原文抜粋
------
その仕組みは次のようになっている: サービスを求めるリクエストが届くと、 inetd デーモンは、要求されたサービスを起動する代わりに、 tcpd に役目を交替する。 tcpd はリクエストをログに記録し、いくつかのチェックを実行する。すべてよしとなれば、 tcpd は適切なサーバプログラムを起動し、そして姿を消す。
オプショナルな機能として: パターン形式のアクセスコントロール、 RFC 931 などのプロトコルに基づく、クライアントのユーザ名の探査、別のホスト名を装っているホストからの防御、そして、別のネットワークアドレスを装っているホストからの防御、などがある。
ログの記録
tcpd によって監視の対象となる接続は、 syslog(3) 機能を通して報告される。どの記録も、時刻、クライアントホストの名前、要求されたサービス名を含んでいる。この情報は、特にログファイル中に複数のホストの情報が混在している場合でも、好ましからざる行動を察知するには有用である。あなたのログがどこに記録されるのか調べるためには、syslog の設定ファイル (大抵の場合は /etc/syslog.conf) を参照すること。
アクセスの制御
オプションとして、 tcpd は、パターンマッチングに基づくアクセスコントロールのシンプルな書式をサポートしている。アクセスコントロールのソフトウェアは、パターンに合致した時に、シェルコマンドを実行するためのフックを提供している。詳細は hosts_access(5) のマニュアルを参照のこと。ホスト名の検証
いくつかのプロトコル ( rlogin, rsh) の認証の仕組みは、ホストの名前に頼っている。ある実装は、ランダムなネームサーバから得たホスト名を信用するようになっている。別の実装ではもっと注意深いが、欠陥のあるアルゴリズムを使っている。tcpd は、アドレス→名前の翻訳を行なう DNS サーバから返答されるクライアントのホスト名と、名前→アドレスの翻訳を行なう DNS サーバから返答されるホスト名とを突き合わせ、確認を行う。何らかの矛盾が発覚すると、 tcpd は、これはどこかよそのホストの名前を偽装しているホストとの取り引きである、と判定する。ソースが -DPARANOID でコンパイルされているなら、 tcpd は、ホスト名/アドレスの不一致がある場合、接続を切断することになる。さもなくば、しかるべき行動がとられたのちに、ホスト名を PARANOID のワイルドカードにマッチさせることができる。
ホストアドレスの詐称
オプションとして、 tcpd は、取り引きする接続のたびに source-routing socket option を無効にできる。これによって、よそのネットワークに属するアドレスを偽装しているホストからの、大抵の攻撃に備えることができるだろう。UDP サービスについては、この防御は役に立たない。この機能については、コンパイル時に有効になっていなければならない。RFC 931
RFC 931 などに基づく問い合わせが有効な場合 (これはコンパイル時のオプション設定)、 tcpd はクライアントユーザの名前を検証しようと試みる。これは、クライアントホストが RFC 931 互換のデーモンを動作させている場合にだけ成功する。このクライアントユーザ名の問い合わせは、データ指向の高いコネクションに対しては機能せず、またパーソナルシステム(PCs) からの接続の場合は、著しく遅くなるかも知れない。例
tcpd の利用法の詳細は、コンパイル時にプログラムの中に入れられた pathname に依存する。例 1
この例では、 tcpd は、オリジナルのネットワークデーモンが別の場所に移動されることを期待している。finger サービスへのアクセスを監視するためには、オリジナルの finger デーモンは別の場所へと移動し、元々 finger デーモンがいた場所には tcpd をインストールする。設定ファイルへの変更は必要ない。
------
利用可能なデータ
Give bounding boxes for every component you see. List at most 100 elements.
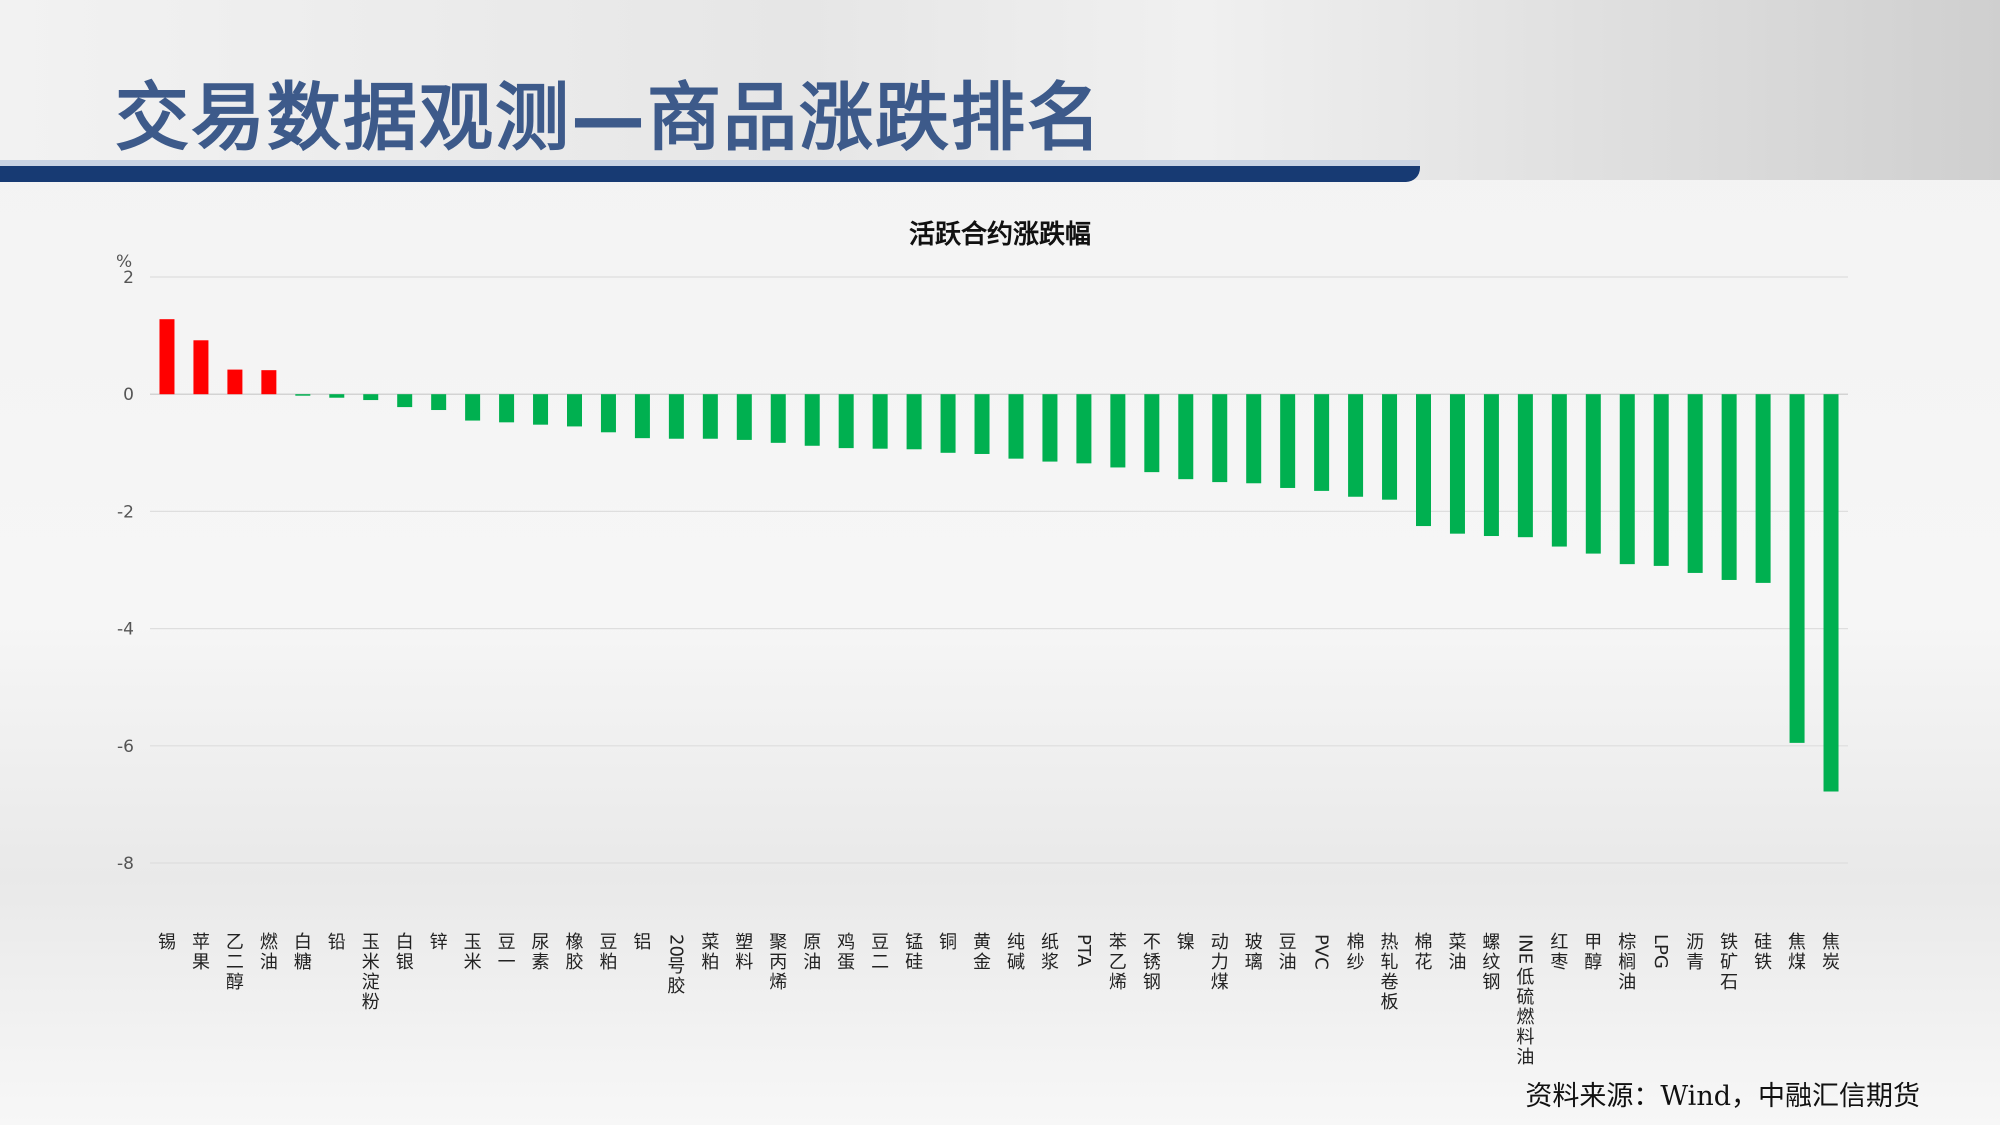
------
作業指示
tcpd の説明文のうち、「その仕組みは次のようになっている: サービスを求めるリクエストが届くと、 inetd」を含む語句で始まり「(大抵の場合は /etc/syslog.conf) を参照すること。」で終わる部分を、「好ましからざる行動」を「不審な行動」に差し替えて修正し、書き出すこと。

最終結果
その仕組みは次のようになっている: サービスを求めるリクエストが届くと、 inetd デーモンは、要求されたサービスを起動する代わりに、 tcpd に役目を交替する。 tcpd はリクエストをログに記録し、いくつかのチェックを実行する。すべてよしとなれば、 tcpd は適切なサーバプログラムを起動し、そして姿を消す。
オプショナルな機能として: パターン形式のアクセスコントロール、 RFC 931 などのプロトコルに基づく、クライアントのユーザ名の探査、別のホスト名を装っているホストからの防御、そして、別のネットワークアドレスを装っているホストからの防御、などがある。
ログの記録
tcpd によって監視の対象となる接続は、 syslog(3) 機能を通して報告される。どの記録も、時刻、クライアントホストの名前、要求されたサービス名を含んでいる。この情報は、特にログファイル中に複数のホストの情報が混在している場合でも、不審な行動を察知するには有用である。あなたのログがどこに記録されるのか調べるためには、syslog の設定ファイル (大抵の場合は /etc/syslog.conf) を参照すること。